Fotos (2): © Normann Plaster
Meine letzte Inspektionsreise nach Afghanistan führte mich in alle Stützpunkte unserer Bundeswehr im Norden des Landes. Mit unglaublich vielen bewegenden und zum Teil emotional berührenden Eindrücken bin ich dieses Mal zurückgekehrt.

Seit einigen Monaten hat sich die Sicherheitslage zugespitzt. Nun sind auch unsere Soldaten im Norden stundenlangen Gefechten ausgesetzt. Ich konnte es den ernsten Gesichtern der zum Teil noch sehr jungen Männer ansehen, was sie in jüngster Zeit durchgemacht haben. Sie berichteten mir von gefährlichen Situationen, von schwer verwundeten Kameraden und von der Unbarmherzigkeit der Terroristen.

Bei diesen Schilderungen wurde mir einmal mehr vor Augen geführt, was es für unsere Soldaten bedeutet, der gnadenlosen Gewalt des terroristischen Gegners ausgesetzt zu sein. Ein Gegner, der keine Regeln kennt und vor nichts zurückschreckt. Ein Gegner, der nicht einmal die Genfer Konvention respektiert und offensichtlich ganz bewusst gerade jene Fahrzeuge ins Visier nimmt, die das ‚Rote Kreuz’ tragen.

EINTRÄGE:
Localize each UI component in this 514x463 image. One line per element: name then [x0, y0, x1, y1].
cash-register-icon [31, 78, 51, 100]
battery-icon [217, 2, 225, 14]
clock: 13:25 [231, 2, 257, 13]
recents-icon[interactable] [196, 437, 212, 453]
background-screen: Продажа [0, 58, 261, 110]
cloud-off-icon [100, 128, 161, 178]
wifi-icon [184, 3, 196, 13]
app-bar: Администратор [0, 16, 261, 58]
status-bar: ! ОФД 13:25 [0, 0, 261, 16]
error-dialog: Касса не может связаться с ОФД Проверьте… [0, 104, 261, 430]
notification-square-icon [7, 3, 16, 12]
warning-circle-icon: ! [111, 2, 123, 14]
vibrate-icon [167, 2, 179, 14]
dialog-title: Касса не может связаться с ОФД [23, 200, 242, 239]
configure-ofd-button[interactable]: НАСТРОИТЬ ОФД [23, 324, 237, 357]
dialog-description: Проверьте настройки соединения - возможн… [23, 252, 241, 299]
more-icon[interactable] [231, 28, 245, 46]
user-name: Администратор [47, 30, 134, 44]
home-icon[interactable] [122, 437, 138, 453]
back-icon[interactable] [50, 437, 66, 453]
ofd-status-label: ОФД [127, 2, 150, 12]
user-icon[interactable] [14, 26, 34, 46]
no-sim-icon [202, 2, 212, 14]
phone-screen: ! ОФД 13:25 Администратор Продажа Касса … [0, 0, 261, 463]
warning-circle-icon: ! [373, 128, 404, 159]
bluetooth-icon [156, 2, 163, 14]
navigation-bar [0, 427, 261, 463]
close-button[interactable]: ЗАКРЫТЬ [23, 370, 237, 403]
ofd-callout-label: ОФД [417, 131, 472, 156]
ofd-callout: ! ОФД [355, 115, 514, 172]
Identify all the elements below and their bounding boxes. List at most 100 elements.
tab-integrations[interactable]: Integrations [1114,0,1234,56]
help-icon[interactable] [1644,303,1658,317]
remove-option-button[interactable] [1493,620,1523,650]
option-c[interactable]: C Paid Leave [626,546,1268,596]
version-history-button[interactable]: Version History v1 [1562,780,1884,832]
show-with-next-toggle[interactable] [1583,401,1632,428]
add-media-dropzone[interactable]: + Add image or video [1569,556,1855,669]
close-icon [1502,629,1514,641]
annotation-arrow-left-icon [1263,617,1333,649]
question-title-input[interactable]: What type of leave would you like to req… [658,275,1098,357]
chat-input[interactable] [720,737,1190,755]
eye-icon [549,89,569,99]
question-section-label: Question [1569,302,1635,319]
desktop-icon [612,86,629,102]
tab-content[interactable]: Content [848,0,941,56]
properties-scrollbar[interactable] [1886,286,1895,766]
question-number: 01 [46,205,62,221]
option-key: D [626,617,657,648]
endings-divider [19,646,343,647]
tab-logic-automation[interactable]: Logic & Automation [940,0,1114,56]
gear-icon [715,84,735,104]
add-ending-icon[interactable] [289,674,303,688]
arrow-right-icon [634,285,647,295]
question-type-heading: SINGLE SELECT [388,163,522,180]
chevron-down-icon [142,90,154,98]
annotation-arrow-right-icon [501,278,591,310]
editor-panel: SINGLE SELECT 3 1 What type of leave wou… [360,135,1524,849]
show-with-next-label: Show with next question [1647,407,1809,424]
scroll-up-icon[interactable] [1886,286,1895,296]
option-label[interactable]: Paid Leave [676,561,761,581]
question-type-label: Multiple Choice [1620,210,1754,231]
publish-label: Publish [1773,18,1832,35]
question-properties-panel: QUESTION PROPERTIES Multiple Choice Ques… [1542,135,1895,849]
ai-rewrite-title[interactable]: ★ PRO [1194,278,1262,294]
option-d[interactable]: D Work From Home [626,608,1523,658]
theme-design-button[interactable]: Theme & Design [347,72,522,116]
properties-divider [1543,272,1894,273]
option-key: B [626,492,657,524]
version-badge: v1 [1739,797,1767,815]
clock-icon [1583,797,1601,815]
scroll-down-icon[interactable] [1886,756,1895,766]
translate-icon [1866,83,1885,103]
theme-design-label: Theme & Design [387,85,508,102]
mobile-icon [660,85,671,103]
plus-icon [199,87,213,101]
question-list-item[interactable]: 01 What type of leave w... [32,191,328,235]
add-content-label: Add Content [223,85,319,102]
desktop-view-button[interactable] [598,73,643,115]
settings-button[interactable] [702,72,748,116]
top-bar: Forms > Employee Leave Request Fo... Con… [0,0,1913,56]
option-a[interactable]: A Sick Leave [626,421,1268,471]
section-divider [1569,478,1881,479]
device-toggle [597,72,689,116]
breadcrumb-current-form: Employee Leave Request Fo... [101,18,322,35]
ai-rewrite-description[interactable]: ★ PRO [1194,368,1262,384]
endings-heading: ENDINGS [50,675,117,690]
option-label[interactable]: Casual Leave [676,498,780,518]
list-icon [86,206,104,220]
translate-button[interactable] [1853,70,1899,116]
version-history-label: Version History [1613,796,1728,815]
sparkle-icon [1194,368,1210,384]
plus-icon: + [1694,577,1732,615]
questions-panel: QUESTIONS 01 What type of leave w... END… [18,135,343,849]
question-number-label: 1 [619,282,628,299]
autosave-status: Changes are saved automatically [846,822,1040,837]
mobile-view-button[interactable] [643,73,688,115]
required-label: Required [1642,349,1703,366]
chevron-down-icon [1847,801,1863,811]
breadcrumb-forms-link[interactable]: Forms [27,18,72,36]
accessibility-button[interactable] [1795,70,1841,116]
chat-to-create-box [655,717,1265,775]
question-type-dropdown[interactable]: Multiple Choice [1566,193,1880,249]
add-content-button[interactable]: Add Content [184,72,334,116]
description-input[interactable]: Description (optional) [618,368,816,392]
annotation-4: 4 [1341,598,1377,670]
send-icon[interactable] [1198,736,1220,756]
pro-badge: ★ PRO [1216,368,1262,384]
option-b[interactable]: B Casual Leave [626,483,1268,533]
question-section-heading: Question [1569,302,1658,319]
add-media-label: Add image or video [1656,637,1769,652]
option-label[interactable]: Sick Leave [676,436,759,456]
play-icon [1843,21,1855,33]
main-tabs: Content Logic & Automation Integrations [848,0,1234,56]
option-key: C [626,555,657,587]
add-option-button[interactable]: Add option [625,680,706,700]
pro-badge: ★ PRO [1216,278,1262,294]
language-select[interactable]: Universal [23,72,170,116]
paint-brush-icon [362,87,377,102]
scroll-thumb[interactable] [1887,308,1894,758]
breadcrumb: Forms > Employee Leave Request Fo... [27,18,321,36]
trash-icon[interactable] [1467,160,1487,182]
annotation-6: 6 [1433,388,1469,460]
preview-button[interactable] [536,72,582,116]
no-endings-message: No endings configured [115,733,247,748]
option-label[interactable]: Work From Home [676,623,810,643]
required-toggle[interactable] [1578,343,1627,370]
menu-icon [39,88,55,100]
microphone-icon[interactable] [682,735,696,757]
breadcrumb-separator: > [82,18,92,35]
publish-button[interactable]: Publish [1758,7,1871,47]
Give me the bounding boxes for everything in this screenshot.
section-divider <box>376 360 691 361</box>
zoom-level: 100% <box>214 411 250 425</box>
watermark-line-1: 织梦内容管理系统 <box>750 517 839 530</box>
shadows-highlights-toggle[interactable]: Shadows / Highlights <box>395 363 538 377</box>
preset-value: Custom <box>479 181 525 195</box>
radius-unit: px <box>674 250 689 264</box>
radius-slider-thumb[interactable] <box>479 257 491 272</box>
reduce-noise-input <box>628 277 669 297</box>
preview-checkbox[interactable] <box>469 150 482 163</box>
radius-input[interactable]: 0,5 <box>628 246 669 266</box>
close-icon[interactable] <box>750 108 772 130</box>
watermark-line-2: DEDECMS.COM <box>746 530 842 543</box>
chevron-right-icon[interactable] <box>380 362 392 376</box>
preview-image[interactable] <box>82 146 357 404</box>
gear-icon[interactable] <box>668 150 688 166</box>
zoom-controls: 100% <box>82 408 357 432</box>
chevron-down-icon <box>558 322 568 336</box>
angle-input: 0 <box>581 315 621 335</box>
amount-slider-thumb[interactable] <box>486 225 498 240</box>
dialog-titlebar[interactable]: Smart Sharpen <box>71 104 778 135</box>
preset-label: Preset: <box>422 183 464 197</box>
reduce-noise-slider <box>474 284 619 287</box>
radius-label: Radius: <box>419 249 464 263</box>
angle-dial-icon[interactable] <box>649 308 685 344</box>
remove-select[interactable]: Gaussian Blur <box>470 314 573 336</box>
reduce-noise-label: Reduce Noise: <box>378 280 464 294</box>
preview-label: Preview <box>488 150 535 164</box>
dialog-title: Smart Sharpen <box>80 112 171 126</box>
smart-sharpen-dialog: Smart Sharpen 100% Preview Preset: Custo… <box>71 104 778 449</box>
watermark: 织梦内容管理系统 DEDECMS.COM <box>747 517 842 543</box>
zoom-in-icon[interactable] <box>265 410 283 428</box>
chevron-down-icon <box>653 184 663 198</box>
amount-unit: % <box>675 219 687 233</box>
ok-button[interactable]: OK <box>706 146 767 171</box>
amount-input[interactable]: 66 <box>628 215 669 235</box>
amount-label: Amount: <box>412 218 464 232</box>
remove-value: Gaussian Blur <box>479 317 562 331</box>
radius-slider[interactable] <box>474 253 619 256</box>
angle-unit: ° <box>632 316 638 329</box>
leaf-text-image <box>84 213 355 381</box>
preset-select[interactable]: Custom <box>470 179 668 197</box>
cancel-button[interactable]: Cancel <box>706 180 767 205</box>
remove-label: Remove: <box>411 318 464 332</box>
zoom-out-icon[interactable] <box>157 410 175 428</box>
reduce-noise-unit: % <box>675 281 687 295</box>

SCHRIFTLICHE ÜBUNG 1:
Welche Fahrzeuge nimmt der Gegner laut dem Bericht über die Afghanistanreise ganz bewusst ins Visier?
SCHRIFTLICHE ÜBUNG 2:
Wiederholen Sie aus dem Bericht über die Afghanistanreise den Abschnitt, der mit „Bei diesen Schilderungen“ beginnt und mit „das ‚Rote Kreuz’ tragen.“ endet.

VOLLSTÄNDIGE AUSGABE 1:
Er nimmt gerade jene Fahrzeuge ins Visier, die das ‚Rote Kreuz’ tragen.

VOLLSTÄNDIGE AUSGABE 2:
Bei diesen Schilderungen wurde mir einmal mehr vor Augen geführt, was es für unsere Soldaten bedeutet, der gnadenlosen Gewalt des terroristischen Gegners ausgesetzt zu sein. Ein Gegner, der keine Regeln kennt und vor nichts zurückschreckt. Ein Gegner, der nicht einmal die Genfer Konvention respektiert und offensichtlich ganz bewusst gerade jene Fahrzeuge ins Visier nimmt, die das ‚Rote Kreuz’ tragen.